— Begin —
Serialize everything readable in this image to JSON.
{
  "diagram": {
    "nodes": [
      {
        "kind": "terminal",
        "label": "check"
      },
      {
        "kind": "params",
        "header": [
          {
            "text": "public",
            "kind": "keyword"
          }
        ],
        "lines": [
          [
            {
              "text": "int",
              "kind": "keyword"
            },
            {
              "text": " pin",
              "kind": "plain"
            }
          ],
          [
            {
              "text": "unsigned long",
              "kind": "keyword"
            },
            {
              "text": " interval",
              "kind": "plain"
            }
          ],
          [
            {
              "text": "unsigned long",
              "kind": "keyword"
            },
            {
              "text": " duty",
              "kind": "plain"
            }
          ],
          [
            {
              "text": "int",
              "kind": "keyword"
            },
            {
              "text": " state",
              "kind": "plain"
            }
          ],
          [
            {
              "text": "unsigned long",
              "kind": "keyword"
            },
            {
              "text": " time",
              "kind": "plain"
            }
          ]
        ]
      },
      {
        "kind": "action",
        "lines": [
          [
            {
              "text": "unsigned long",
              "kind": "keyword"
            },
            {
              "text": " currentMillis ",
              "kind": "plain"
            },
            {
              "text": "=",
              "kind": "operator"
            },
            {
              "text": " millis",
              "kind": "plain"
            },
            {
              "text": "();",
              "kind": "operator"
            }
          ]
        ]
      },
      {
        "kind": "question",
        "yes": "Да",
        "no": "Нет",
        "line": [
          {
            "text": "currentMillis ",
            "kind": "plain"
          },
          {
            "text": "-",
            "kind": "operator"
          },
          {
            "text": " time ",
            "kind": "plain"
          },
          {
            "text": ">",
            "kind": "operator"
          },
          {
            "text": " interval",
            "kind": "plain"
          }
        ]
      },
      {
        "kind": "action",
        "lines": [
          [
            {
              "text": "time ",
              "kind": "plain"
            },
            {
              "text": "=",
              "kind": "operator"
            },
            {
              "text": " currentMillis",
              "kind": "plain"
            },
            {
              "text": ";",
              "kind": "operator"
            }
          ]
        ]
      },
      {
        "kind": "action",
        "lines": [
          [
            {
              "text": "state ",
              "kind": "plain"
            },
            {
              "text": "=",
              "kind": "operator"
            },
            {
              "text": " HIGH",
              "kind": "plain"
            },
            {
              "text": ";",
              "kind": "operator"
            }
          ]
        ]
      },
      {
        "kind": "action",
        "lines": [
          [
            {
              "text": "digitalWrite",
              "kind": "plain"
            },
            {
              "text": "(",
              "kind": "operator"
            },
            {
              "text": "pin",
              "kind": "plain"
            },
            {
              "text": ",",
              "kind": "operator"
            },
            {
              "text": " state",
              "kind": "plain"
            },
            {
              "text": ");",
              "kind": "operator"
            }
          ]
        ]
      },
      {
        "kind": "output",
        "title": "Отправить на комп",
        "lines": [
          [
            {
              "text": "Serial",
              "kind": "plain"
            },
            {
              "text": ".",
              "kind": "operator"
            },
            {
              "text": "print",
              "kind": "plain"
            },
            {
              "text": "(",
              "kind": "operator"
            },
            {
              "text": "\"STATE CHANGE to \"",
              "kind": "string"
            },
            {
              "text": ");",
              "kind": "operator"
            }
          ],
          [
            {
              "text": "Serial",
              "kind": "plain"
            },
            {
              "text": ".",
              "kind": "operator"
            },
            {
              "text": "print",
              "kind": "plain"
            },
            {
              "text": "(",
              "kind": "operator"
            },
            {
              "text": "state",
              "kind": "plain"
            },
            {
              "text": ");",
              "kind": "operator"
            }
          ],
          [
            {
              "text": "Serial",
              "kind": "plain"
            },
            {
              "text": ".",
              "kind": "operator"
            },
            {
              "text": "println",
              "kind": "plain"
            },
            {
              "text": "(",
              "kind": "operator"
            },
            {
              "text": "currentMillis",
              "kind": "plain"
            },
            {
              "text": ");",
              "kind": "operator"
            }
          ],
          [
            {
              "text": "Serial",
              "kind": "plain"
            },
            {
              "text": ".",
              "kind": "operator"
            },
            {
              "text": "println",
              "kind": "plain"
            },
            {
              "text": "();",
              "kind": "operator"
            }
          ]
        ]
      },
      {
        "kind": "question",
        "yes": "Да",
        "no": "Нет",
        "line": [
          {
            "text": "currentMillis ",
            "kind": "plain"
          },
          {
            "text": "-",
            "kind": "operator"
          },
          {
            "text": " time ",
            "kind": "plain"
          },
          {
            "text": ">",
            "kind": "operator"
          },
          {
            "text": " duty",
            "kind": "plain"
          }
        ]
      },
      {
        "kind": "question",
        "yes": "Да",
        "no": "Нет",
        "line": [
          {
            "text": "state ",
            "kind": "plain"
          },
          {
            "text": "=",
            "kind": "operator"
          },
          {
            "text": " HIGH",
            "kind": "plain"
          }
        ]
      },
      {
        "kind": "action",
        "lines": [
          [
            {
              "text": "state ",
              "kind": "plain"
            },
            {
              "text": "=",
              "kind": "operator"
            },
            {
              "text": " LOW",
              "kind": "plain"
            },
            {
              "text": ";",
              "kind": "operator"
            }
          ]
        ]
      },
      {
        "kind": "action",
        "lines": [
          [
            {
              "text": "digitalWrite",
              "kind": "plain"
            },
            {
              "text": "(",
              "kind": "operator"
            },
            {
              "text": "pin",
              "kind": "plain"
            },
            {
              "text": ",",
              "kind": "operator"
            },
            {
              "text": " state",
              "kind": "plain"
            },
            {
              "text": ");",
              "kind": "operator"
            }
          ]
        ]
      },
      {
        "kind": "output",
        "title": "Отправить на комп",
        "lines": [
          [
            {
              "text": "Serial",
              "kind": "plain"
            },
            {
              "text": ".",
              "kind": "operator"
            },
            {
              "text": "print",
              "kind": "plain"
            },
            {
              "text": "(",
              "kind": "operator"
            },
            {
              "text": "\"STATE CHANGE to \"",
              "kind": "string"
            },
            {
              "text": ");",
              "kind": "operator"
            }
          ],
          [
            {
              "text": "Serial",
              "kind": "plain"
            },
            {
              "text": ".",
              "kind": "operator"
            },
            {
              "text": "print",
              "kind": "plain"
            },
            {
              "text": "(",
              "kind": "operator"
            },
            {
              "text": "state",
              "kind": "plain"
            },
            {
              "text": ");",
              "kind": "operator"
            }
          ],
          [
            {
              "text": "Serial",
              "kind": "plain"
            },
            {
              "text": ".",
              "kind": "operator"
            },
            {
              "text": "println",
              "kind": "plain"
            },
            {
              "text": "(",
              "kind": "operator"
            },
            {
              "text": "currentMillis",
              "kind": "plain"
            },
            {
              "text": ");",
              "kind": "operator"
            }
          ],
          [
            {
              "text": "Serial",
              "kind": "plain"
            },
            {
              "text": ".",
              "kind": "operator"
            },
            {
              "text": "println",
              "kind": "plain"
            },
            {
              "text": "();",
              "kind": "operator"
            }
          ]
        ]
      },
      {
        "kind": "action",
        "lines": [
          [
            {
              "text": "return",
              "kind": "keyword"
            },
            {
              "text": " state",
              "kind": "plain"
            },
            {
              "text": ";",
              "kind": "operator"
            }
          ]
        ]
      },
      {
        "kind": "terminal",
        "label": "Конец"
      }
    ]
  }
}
— End —
Reproduce each entry above exactly, keeping every word.

OUTPUT OF THE EXERCISE.
Serialize everything readable in this image to JSON.
{
  "diagram": {
    "nodes": [
      {
        "kind": "terminal",
        "label": "check"
      },
      {
        "kind": "params",
        "header": [
          {
            "text": "public",
            "kind": "keyword"
          }
        ],
        "lines": [
          [
            {
              "text": "int",
              "kind": "keyword"
            },
            {
              "text": " pin",
              "kind": "plain"
            }
          ],
          [
            {
              "text": "unsigned long",
              "kind": "keyword"
            },
            {
              "text": " interval",
              "kind": "plain"
            }
          ],
          [
            {
              "text": "unsigned long",
              "kind": "keyword"
            },
            {
              "text": " duty",
              "kind": "plain"
            }
          ],
          [
            {
              "text": "int",
              "kind": "keyword"
            },
            {
              "text": " state",
              "kind": "plain"
            }
          ],
          [
            {
              "text": "unsigned long",
              "kind": "keyword"
            },
            {
              "text": " time",
              "kind": "plain"
            }
          ]
        ]
      },
      {
        "kind": "action",
        "lines": [
          [
            {
              "text": "unsigned long",
              "kind": "keyword"
            },
            {
              "text": " currentMillis ",
              "kind": "plain"
            },
            {
              "text": "=",
              "kind": "operator"
            },
            {
              "text": " millis",
              "kind": "plain"
            },
            {
              "text": "();",
              "kind": "operator"
            }
          ]
        ]
      },
      {
        "kind": "question",
        "yes": "Да",
        "no": "Нет",
        "line": [
          {
            "text": "currentMillis ",
            "kind": "plain"
          },
          {
            "text": "-",
            "kind": "operator"
          },
          {
            "text": " time ",
            "kind": "plain"
          },
          {
            "text": ">",
            "kind": "operator"
          },
          {
            "text": " interval",
            "kind": "plain"
          }
        ]
      },
      {
        "kind": "action",
        "lines": [
          [
            {
              "text": "time ",
              "kind": "plain"
            },
            {
              "text": "=",
              "kind": "operator"
            },
            {
              "text": " currentMillis",
              "kind": "plain"
            },
            {
              "text": ";",
              "kind": "operator"
            }
          ]
        ]
      },
      {
        "kind": "action",
        "lines": [
          [
            {
              "text": "state ",
              "kind": "plain"
            },
            {
              "text": "=",
              "kind": "operator"
            },
            {
              "text": " HIGH",
              "kind": "plain"
            },
            {
              "text": ";",
              "kind": "operator"
            }
          ]
        ]
      },
      {
        "kind": "action",
        "lines": [
          [
            {
              "text": "digitalWrite",
              "kind": "plain"
            },
            {
              "text": "(",
              "kind": "operator"
            },
            {
              "text": "pin",
              "kind": "plain"
            },
            {
              "text": ",",
              "kind": "operator"
            },
            {
              "text": " state",
              "kind": "plain"
            },
            {
              "text": ");",
              "kind": "operator"
            }
          ]
        ]
      },
      {
        "kind": "output",
        "title": "Отправить на комп",
        "lines": [
          [
            {
              "text": "Serial",
              "kind": "plain"
            },
            {
              "text": ".",
              "kind": "operator"
            },
            {
              "text": "print",
              "kind": "plain"
            },
            {
              "text": "(",
              "kind": "operator"
            },
            {
              "text": "\"STATE CHANGE to \"",
              "kind": "string"
            },
            {
              "text": ");",
              "kind": "operator"
            }
          ],
          [
            {
              "text": "Serial",
              "kind": "plain"
            },
            {
              "text": ".",
              "kind": "operator"
            },
            {
              "text": "print",
              "kind": "plain"
            },
            {
              "text": "(",
              "kind": "operator"
            },
            {
              "text": "state",
              "kind": "plain"
            },
            {
              "text": ");",
              "kind": "operator"
            }
          ],
          [
            {
              "text": "Serial",
              "kind": "plain"
            },
            {
              "text": ".",
              "kind": "operator"
            },
            {
              "text": "println",
              "kind": "plain"
            },
            {
              "text": "(",
              "kind": "operator"
            },
            {
              "text": "currentMillis",
              "kind": "plain"
            },
            {
              "text": ");",
              "kind": "operator"
            }
          ],
          [
            {
              "text": "Serial",
              "kind": "plain"
            },
            {
              "text": ".",
              "kind": "operator"
            },
            {
              "text": "println",
              "kind": "plain"
            },
            {
              "text": "();",
              "kind": "operator"
            }
          ]
        ]
      },
      {
        "kind": "question",
        "yes": "Да",
        "no": "Нет",
        "line": [
          {
            "text": "currentMillis ",
            "kind": "plain"
          },
          {
            "text": "-",
            "kind": "operator"
          },
          {
            "text": " time ",
            "kind": "plain"
          },
          {
            "text": ">",
            "kind": "operator"
          },
          {
            "text": " duty",
            "kind": "plain"
          }
        ]
      },
      {
        "kind": "question",
        "yes": "Да",
        "no": "Нет",
        "line": [
          {
            "text": "state ",
            "kind": "plain"
          },
          {
            "text": "=",
            "kind": "operator"
          },
          {
            "text": " HIGH",
            "kind": "plain"
          }
        ]
      },
      {
        "kind": "action",
        "lines": [
          [
            {
              "text": "state ",
              "kind": "plain"
            },
            {
              "text": "=",
              "kind": "operator"
            },
            {
              "text": " LOW",
              "kind": "plain"
            },
            {
              "text": ";",
              "kind": "operator"
            }
          ]
        ]
      },
      {
        "kind": "action",
        "lines": [
          [
            {
              "text": "digitalWrite",
              "kind": "plain"
            },
            {
              "text": "(",
              "kind": "operator"
            },
            {
              "text": "pin",
              "kind": "plain"
            },
            {
              "text": ",",
              "kind": "operator"
            },
            {
              "text": " state",
              "kind": "plain"
            },
            {
              "text": ");",
              "kind": "operator"
            }
          ]
        ]
      },
      {
        "kind": "output",
        "title": "Отправить на комп",
        "lines": [
          [
            {
              "text": "Serial",
              "kind": "plain"
            },
            {
              "text": ".",
              "kind": "operator"
            },
            {
              "text": "print",
              "kind": "plain"
            },
            {
              "text": "(",
              "kind": "operator"
            },
            {
              "text": "\"STATE CHANGE to \"",
              "kind": "string"
            },
            {
              "text": ");",
              "kind": "operator"
            }
          ],
          [
            {
              "text": "Serial",
              "kind": "plain"
            },
            {
              "text": ".",
              "kind": "operator"
            },
            {
              "text": "print",
              "kind": "plain"
            },
            {
              "text": "(",
              "kind": "operator"
            },
            {
              "text": "state",
              "kind": "plain"
            },
            {
              "text": ");",
              "kind": "operator"
            }
          ],
          [
            {
              "text": "Serial",
              "kind": "plain"
            },
            {
              "text": ".",
              "kind": "operator"
            },
            {
              "text": "println",
              "kind": "plain"
            },
            {
              "text": "(",
              "kind": "operator"
            },
            {
              "text": "currentMillis",
              "kind": "plain"
            },
            {
              "text": ");",
              "kind": "operator"
            }
          ],
          [
            {
              "text": "Serial",
              "kind": "plain"
            },
            {
              "text": ".",
              "kind": "operator"
            },
            {
              "text": "println",
              "kind": "plain"
            },
            {
              "text": "();",
              "kind": "operator"
            }
          ]
        ]
      },
      {
        "kind": "action",
        "lines": [
          [
            {
              "text": "return",
              "kind": "keyword"
            },
            {
              "text": " state",
              "kind": "plain"
            },
            {
              "text": ";",
              "kind": "operator"
            }
          ]
        ]
      },
      {
        "kind": "terminal",
        "label": "Конец"
      }
    ]
  }
}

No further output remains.